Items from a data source
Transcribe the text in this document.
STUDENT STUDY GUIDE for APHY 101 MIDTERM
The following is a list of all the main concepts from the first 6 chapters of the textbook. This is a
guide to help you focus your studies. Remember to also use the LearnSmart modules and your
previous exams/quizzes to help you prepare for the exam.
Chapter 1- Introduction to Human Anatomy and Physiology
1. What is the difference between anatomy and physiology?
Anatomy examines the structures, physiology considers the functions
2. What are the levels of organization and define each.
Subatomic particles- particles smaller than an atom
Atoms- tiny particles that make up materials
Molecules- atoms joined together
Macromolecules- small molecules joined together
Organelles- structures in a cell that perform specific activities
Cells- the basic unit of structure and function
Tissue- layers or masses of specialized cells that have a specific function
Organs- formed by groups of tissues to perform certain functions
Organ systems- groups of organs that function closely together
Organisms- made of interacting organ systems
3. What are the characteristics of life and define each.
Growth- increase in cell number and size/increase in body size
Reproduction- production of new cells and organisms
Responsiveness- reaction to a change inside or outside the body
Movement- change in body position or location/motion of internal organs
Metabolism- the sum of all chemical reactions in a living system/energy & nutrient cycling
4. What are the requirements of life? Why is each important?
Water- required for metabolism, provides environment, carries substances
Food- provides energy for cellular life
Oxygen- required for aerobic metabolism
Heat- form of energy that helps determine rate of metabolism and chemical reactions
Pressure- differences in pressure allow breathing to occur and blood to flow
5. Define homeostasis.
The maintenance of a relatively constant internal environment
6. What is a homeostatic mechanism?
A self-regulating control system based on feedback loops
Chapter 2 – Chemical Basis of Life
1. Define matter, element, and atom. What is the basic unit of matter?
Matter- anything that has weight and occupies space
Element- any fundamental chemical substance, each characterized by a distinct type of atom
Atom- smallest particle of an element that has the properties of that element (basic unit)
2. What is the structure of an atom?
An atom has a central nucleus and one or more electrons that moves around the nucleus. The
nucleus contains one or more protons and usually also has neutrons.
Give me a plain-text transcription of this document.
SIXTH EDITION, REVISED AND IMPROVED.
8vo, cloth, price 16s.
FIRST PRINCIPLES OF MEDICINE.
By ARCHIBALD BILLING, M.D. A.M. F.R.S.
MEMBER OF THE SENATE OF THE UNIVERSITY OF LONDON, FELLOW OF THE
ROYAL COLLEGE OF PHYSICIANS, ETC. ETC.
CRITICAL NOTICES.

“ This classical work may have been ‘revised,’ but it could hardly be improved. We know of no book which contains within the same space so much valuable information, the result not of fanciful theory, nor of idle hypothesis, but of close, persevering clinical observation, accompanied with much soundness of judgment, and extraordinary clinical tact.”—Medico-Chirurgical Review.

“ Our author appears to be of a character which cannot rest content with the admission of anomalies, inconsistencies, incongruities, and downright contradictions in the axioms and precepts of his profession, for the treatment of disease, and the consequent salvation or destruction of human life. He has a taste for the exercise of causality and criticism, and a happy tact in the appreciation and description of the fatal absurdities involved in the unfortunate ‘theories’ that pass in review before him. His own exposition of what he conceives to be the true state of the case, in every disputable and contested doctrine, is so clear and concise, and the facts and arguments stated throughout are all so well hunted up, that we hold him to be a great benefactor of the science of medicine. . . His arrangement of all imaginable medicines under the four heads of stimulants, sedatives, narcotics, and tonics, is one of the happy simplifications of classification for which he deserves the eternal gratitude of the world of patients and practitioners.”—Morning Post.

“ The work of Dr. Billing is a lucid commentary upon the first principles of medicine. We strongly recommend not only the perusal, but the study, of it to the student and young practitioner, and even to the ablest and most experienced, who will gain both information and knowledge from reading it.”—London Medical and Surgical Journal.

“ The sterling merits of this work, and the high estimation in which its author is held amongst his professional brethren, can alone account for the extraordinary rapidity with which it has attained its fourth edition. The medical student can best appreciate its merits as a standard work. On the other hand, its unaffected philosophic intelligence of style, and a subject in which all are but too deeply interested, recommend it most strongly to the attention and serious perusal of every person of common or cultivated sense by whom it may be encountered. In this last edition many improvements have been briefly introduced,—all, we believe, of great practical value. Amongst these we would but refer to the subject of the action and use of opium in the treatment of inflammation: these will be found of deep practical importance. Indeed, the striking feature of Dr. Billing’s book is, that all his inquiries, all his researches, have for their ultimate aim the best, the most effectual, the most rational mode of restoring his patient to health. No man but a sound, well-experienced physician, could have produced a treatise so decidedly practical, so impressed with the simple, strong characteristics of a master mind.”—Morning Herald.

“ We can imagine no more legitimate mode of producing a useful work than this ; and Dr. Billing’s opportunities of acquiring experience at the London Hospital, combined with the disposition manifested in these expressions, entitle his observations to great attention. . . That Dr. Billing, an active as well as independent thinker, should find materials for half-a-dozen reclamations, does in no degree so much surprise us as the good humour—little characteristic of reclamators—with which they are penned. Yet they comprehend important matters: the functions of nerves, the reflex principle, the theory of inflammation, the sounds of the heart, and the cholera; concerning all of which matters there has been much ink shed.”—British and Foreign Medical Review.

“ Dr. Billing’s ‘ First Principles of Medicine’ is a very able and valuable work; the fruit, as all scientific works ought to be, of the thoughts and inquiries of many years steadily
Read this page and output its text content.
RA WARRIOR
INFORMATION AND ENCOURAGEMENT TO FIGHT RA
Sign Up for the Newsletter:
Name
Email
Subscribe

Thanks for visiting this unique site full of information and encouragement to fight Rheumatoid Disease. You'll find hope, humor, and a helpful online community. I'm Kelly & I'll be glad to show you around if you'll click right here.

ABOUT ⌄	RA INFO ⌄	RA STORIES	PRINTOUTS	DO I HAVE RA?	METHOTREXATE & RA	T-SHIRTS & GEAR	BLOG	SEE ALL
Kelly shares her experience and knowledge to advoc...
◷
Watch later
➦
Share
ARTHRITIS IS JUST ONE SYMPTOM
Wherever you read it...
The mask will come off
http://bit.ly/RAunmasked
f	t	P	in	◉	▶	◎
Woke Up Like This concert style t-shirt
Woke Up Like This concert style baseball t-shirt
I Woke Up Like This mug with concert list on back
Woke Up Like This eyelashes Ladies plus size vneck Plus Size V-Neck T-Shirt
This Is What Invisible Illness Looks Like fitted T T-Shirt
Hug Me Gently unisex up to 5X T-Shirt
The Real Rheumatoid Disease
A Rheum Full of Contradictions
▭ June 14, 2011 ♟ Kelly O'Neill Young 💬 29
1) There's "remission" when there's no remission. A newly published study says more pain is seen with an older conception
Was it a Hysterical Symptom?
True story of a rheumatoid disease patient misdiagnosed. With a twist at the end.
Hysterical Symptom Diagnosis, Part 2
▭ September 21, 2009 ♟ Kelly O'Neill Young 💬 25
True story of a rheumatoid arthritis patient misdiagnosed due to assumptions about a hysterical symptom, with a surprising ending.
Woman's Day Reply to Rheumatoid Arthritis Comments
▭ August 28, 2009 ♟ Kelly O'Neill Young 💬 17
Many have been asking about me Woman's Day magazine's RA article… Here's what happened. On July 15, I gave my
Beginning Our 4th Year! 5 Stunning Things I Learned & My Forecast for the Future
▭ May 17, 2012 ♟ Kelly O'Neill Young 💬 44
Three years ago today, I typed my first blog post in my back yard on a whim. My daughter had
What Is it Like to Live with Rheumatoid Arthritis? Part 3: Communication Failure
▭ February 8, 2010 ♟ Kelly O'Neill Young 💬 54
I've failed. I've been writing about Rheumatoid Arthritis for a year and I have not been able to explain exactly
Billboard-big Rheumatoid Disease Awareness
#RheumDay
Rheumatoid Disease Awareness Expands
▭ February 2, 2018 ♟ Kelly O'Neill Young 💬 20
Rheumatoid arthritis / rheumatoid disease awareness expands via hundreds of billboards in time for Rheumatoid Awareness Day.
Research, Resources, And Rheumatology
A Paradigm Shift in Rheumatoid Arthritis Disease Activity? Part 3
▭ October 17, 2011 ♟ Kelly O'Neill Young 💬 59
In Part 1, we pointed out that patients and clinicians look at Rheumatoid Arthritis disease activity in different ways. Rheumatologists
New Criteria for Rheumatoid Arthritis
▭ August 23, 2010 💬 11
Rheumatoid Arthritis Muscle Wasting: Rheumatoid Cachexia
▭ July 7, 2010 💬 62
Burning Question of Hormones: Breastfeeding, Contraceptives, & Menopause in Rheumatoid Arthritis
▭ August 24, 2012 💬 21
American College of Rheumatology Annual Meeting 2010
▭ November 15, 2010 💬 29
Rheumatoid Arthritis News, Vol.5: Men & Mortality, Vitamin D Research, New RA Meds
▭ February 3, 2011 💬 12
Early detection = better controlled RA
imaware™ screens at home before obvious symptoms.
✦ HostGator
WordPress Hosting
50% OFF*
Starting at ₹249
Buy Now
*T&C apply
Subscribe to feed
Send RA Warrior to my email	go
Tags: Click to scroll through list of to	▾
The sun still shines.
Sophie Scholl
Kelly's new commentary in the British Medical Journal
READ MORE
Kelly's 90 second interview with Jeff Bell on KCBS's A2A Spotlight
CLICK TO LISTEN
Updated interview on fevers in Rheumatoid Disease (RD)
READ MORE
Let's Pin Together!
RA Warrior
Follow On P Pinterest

### What you have to do
Which lines above hold the string "tact"? Show each of them.

### Finished task
“ This classical work may have been ‘revised,’ but it could hardly be improved. We know of no book which contains within the same space so much valuable information, the result not of fanciful theory, nor of idle hypothesis, but of close, persevering clinical observation, accompanied with much soundness of judgment, and extraordinary clinical tact.”—Medico-Chirurgical Review.
“ Our author appears to be of a character which cannot rest content with the admission of anomalies, inconsistencies, incongruities, and downright contradictions in the axioms and precepts of his profession, for the treatment of disease, and the consequent salvation or destruction of human life. He has a taste for the exercise of causality and criticism, and a happy tact in the appreciation and description of the fatal absurdities involved in the unfortunate ‘theories’ that pass in review before him. His own exposition of what he conceives to be the true state of the case, in every disputable and contested doctrine, is so clear and concise, and the facts and arguments stated throughout are all so well hunted up, that we hold him to be a great benefactor of the science of medicine. . . His arrangement of all imaginable medicines under the four heads of stimulants, sedatives, narcotics, and tonics, is one of the happy simplifications of classification for which he deserves the eternal gratitude of the world of patients and practitioners.”—Morning Post.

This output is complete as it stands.